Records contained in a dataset
--
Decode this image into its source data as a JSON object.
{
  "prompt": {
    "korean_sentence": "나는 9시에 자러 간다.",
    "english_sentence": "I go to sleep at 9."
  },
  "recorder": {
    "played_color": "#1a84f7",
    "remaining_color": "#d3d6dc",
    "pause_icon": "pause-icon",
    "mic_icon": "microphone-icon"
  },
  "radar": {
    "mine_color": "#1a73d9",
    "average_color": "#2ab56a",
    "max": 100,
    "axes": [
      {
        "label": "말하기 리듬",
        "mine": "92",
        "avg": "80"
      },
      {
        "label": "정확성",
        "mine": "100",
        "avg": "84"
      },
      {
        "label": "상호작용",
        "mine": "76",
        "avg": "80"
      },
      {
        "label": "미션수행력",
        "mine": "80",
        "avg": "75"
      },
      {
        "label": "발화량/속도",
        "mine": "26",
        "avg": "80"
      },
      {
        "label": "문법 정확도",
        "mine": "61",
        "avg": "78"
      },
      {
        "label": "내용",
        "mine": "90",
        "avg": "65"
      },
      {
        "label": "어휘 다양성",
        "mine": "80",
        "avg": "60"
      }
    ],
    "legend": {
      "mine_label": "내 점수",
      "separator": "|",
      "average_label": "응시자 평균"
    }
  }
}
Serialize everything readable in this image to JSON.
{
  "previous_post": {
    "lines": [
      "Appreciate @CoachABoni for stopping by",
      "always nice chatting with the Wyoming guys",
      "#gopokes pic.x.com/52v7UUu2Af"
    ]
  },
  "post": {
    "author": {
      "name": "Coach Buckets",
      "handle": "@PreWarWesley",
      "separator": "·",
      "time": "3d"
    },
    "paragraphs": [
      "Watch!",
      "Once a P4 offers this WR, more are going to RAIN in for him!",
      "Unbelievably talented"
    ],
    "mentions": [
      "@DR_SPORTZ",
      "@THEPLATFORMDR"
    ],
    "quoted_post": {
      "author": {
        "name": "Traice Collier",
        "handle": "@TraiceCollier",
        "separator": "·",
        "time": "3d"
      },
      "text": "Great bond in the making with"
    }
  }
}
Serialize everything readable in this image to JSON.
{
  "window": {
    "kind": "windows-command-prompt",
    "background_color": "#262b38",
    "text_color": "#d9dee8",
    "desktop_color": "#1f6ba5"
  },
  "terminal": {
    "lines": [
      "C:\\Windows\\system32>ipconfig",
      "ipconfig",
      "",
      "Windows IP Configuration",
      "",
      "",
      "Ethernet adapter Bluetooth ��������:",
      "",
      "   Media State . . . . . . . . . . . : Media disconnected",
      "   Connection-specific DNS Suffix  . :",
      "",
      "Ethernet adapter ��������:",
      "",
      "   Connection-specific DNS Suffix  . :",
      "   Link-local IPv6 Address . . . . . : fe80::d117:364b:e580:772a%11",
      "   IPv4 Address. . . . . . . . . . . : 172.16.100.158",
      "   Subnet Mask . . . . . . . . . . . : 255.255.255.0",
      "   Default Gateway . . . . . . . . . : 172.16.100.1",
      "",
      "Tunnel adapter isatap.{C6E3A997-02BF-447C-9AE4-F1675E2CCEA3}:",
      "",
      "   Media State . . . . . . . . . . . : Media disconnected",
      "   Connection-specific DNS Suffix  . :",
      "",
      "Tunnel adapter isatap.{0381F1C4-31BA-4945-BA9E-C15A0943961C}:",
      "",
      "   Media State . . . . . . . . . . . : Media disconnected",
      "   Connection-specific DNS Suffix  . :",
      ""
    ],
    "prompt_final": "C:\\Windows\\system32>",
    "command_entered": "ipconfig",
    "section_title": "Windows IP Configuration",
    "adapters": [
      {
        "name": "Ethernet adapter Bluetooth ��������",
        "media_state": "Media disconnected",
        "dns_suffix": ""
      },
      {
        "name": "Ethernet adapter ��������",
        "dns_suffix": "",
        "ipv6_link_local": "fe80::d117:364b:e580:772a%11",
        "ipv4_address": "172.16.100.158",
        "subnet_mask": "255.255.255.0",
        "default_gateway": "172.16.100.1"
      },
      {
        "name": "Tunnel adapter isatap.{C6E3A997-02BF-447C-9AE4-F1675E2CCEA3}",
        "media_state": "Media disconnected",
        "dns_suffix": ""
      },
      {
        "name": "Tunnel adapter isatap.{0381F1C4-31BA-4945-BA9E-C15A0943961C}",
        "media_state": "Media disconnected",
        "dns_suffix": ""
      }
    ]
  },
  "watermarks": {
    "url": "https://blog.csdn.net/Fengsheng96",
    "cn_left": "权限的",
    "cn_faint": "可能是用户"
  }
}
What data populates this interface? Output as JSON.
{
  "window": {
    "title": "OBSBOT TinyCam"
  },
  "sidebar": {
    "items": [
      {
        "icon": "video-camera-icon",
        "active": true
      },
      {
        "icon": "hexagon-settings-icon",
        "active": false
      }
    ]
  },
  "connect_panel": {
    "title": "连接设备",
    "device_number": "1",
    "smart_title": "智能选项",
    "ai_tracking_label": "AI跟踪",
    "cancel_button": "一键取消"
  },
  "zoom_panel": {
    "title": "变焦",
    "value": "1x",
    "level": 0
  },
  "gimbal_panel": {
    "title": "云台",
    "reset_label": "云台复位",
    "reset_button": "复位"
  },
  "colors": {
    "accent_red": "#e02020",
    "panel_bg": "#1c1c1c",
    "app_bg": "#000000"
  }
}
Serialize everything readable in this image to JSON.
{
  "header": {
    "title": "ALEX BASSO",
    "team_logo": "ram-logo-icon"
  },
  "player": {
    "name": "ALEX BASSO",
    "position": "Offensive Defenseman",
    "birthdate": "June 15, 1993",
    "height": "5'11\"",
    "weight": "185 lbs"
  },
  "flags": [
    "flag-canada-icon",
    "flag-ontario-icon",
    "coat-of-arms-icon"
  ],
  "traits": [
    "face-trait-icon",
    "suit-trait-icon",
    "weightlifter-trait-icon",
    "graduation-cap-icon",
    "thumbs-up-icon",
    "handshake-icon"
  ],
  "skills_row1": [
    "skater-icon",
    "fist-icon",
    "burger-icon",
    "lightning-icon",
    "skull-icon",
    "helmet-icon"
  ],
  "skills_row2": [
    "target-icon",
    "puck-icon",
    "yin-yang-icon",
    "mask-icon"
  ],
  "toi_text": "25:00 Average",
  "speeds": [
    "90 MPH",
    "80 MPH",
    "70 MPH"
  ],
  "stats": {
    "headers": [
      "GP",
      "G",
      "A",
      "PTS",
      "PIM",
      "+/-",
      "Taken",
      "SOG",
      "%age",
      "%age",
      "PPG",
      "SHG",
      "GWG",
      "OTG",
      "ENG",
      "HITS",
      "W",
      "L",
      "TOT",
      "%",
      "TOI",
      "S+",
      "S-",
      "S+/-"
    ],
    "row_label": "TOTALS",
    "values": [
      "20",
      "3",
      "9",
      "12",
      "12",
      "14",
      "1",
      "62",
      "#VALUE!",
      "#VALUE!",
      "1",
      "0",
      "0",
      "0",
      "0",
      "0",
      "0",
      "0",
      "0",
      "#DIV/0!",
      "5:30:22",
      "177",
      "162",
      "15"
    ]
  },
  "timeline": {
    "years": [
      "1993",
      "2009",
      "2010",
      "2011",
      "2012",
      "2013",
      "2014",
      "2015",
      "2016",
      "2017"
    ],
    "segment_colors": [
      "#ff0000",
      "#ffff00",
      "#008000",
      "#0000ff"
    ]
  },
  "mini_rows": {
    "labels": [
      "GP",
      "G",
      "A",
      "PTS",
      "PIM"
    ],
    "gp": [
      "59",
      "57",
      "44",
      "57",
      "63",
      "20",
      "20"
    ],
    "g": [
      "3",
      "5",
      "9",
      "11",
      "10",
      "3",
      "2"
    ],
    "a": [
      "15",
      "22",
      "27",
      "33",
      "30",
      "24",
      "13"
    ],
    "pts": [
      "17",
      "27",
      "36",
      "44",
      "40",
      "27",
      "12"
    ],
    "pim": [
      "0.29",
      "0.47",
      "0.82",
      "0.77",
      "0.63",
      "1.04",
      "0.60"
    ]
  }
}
--
* [Directions for this task]: Extract each line holding the word "name" from the records.

* [Finished answer]:
      "name": "Coach Buckets",
        "name": "Traice Collier",
        "name": "Ethernet adapter Bluetooth ��������",
        "name": "Ethernet adapter ��������",
        "name": "Tunnel adapter isatap.{C6E3A997-02BF-447C-9AE4-F1675E2CCEA3}",
        "name": "Tunnel adapter isatap.{0381F1C4-31BA-4945-BA9E-C15A0943961C}",
    "name": "ALEX BASSO",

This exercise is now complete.